Leave out the pictures and copy everything else below exactly.

### Exercise materials
--- --- ---

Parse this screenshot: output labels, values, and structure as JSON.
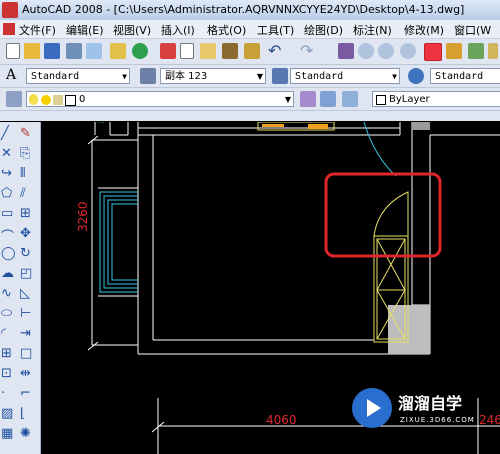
{
  "window": {
    "title": "AutoCAD 2008 - [C:\\Users\\Administrator.AQRVNNXCYYE24YD\\Desktop\\4-13.dwg]"
  },
  "menu": [
    "文件(F)",
    "编辑(E)",
    "视图(V)",
    "插入(I)",
    "格式(O)",
    "工具(T)",
    "绘图(D)",
    "标注(N)",
    "修改(M)",
    "窗口(W"
  ],
  "styles": {
    "text_style": "Standard",
    "dim_style": "副本 123",
    "table_style": "Standard",
    "multileader_style": "Standard"
  },
  "layer": {
    "current": "0",
    "color": "ByLayer"
  },
  "drawing": {
    "dim_vertical": "3260",
    "dim_horizontal": "4060",
    "dim_right_partial": "246"
  },
  "watermark": {
    "brand": "溜溜自学",
    "site": "ZIXUE.3D66.COM"
  },
  "colors": {
    "dim_text": "#e0262d",
    "highlight": "#e0262d",
    "door": "#e8e066",
    "window_frame": "#34c6e0"
  }
}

--- --- ---

### Right answer
Parse this screenshot: output labels, values, and structure as JSON.
{
  "window": {
    "title": "AutoCAD 2008 - [C:\\Users\\Administrator.AQRVNNXCYYE24YD\\Desktop\\4-13.dwg]"
  },
  "menu": [
    "文件(F)",
    "编辑(E)",
    "视图(V)",
    "插入(I)",
    "格式(O)",
    "工具(T)",
    "绘图(D)",
    "标注(N)",
    "修改(M)",
    "窗口(W"
  ],
  "styles": {
    "text_style": "Standard",
    "dim_style": "副本 123",
    "table_style": "Standard",
    "multileader_style": "Standard"
  },
  "layer": {
    "current": "0",
    "color": "ByLayer"
  },
  "drawing": {
    "dim_vertical": "3260",
    "dim_horizontal": "4060",
    "dim_right_partial": "246"
  },
  "watermark": {
    "brand": "溜溜自学",
    "site": "ZIXUE.3D66.COM"
  },
  "colors": {
    "dim_text": "#e0262d",
    "highlight": "#e0262d",
    "door": "#e8e066",
    "window_frame": "#34c6e0"
  }
}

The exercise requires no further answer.